### LISTING

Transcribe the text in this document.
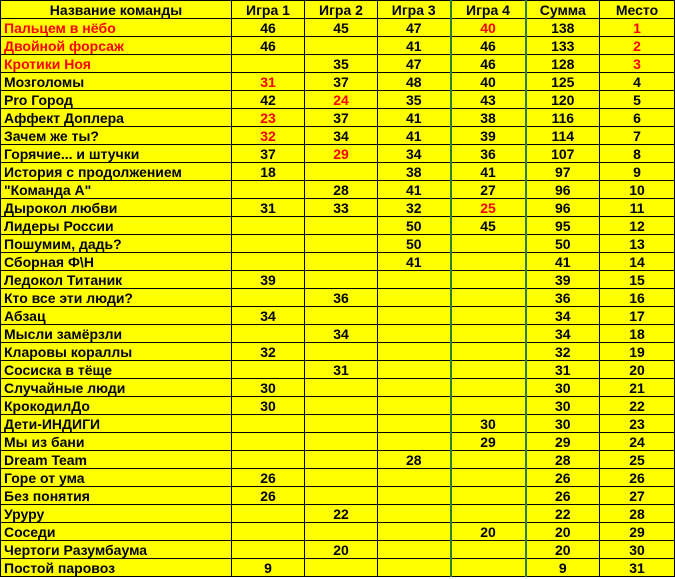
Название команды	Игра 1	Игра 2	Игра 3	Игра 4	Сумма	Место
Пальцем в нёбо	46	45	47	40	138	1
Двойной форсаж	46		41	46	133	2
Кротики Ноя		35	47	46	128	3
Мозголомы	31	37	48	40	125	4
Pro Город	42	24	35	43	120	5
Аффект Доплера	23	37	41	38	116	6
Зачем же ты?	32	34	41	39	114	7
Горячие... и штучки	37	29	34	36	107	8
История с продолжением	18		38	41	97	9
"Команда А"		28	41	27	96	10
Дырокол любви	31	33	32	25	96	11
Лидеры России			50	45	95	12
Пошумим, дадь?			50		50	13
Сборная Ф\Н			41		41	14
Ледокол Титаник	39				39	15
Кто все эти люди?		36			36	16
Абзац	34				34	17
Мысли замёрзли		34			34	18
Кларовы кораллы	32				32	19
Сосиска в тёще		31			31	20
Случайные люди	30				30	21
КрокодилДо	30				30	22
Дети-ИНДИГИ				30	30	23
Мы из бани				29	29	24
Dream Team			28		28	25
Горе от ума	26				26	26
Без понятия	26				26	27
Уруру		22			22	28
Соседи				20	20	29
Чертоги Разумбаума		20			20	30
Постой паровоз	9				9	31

### WRITTEN REQUEST
Check every line for "люди" and show the ones that have it.

### ANSWER TO THIS PROBLEM
Кто все эти люди?		36			36	16
Случайные люди	30				30	21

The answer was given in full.